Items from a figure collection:
++++++++++++++++++++
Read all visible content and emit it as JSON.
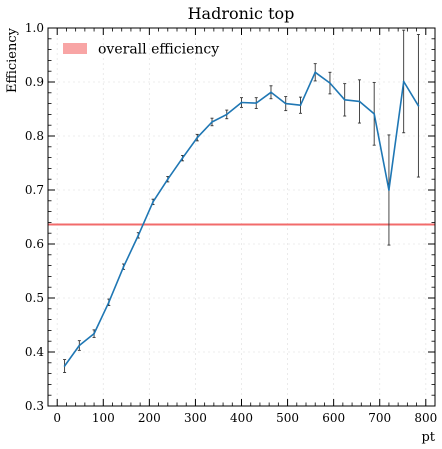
{
  "chart_data": {
    "type": "line",
    "title": "Hadronic top",
    "xlabel": "pt",
    "ylabel": "Efficiency",
    "xlim": [
      -20,
      820
    ],
    "ylim": [
      0.3,
      1.0
    ],
    "xticks": [
      0,
      100,
      200,
      300,
      400,
      500,
      600,
      700,
      800
    ],
    "yticks": [
      0.3,
      0.4,
      0.5,
      0.6,
      0.7,
      0.8,
      0.9,
      1.0
    ],
    "xtick_labels": [
      "0",
      "100",
      "200",
      "300",
      "400",
      "500",
      "600",
      "700",
      "800"
    ],
    "ytick_labels": [
      "0.3",
      "0.4",
      "0.5",
      "0.6",
      "0.7",
      "0.8",
      "0.9",
      "1.0"
    ],
    "grid": true,
    "legend": {
      "placement": "top-left",
      "entries": [
        {
          "label": "overall efficiency",
          "color": "#f8a5a5"
        }
      ]
    },
    "reference_line": {
      "value": 0.636,
      "color": "#f26b6b"
    },
    "series": [
      {
        "color": "#1f77b4",
        "x": [
          16,
          48,
          80,
          112,
          144,
          176,
          208,
          240,
          272,
          304,
          336,
          368,
          400,
          432,
          464,
          496,
          528,
          560,
          592,
          624,
          656,
          688,
          720,
          752,
          784
        ],
        "y": [
          0.374,
          0.412,
          0.434,
          0.492,
          0.558,
          0.616,
          0.678,
          0.72,
          0.759,
          0.797,
          0.826,
          0.84,
          0.862,
          0.861,
          0.881,
          0.86,
          0.857,
          0.918,
          0.898,
          0.867,
          0.864,
          0.841,
          0.7,
          0.901,
          0.856
        ],
        "yerr": [
          0.012,
          0.009,
          0.007,
          0.006,
          0.005,
          0.005,
          0.005,
          0.005,
          0.005,
          0.006,
          0.007,
          0.008,
          0.009,
          0.01,
          0.012,
          0.013,
          0.015,
          0.016,
          0.02,
          0.03,
          0.04,
          0.058,
          0.102,
          0.095,
          0.132
        ]
      }
    ]
  }
}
++++++++++++++++++++
WHAT TO WORK ON:
Reproduce the whole listing exactly, but not the images in it.

RESULT:
Read all visible content and emit it as JSON.
{
  "chart_data": {
    "type": "line",
    "title": "Hadronic top",
    "xlabel": "pt",
    "ylabel": "Efficiency",
    "xlim": [
      -20,
      820
    ],
    "ylim": [
      0.3,
      1.0
    ],
    "xticks": [
      0,
      100,
      200,
      300,
      400,
      500,
      600,
      700,
      800
    ],
    "yticks": [
      0.3,
      0.4,
      0.5,
      0.6,
      0.7,
      0.8,
      0.9,
      1.0
    ],
    "xtick_labels": [
      "0",
      "100",
      "200",
      "300",
      "400",
      "500",
      "600",
      "700",
      "800"
    ],
    "ytick_labels": [
      "0.3",
      "0.4",
      "0.5",
      "0.6",
      "0.7",
      "0.8",
      "0.9",
      "1.0"
    ],
    "grid": true,
    "legend": {
      "placement": "top-left",
      "entries": [
        {
          "label": "overall efficiency",
          "color": "#f8a5a5"
        }
      ]
    },
    "reference_line": {
      "value": 0.636,
      "color": "#f26b6b"
    },
    "series": [
      {
        "color": "#1f77b4",
        "x": [
          16,
          48,
          80,
          112,
          144,
          176,
          208,
          240,
          272,
          304,
          336,
          368,
          400,
          432,
          464,
          496,
          528,
          560,
          592,
          624,
          656,
          688,
          720,
          752,
          784
        ],
        "y": [
          0.374,
          0.412,
          0.434,
          0.492,
          0.558,
          0.616,
          0.678,
          0.72,
          0.759,
          0.797,
          0.826,
          0.84,
          0.862,
          0.861,
          0.881,
          0.86,
          0.857,
          0.918,
          0.898,
          0.867,
          0.864,
          0.841,
          0.7,
          0.901,
          0.856
        ],
        "yerr": [
          0.012,
          0.009,
          0.007,
          0.006,
          0.005,
          0.005,
          0.005,
          0.005,
          0.005,
          0.006,
          0.007,
          0.008,
          0.009,
          0.01,
          0.012,
          0.013,
          0.015,
          0.016,
          0.02,
          0.03,
          0.04,
          0.058,
          0.102,
          0.095,
          0.132
        ]
      }
    ]
  }
}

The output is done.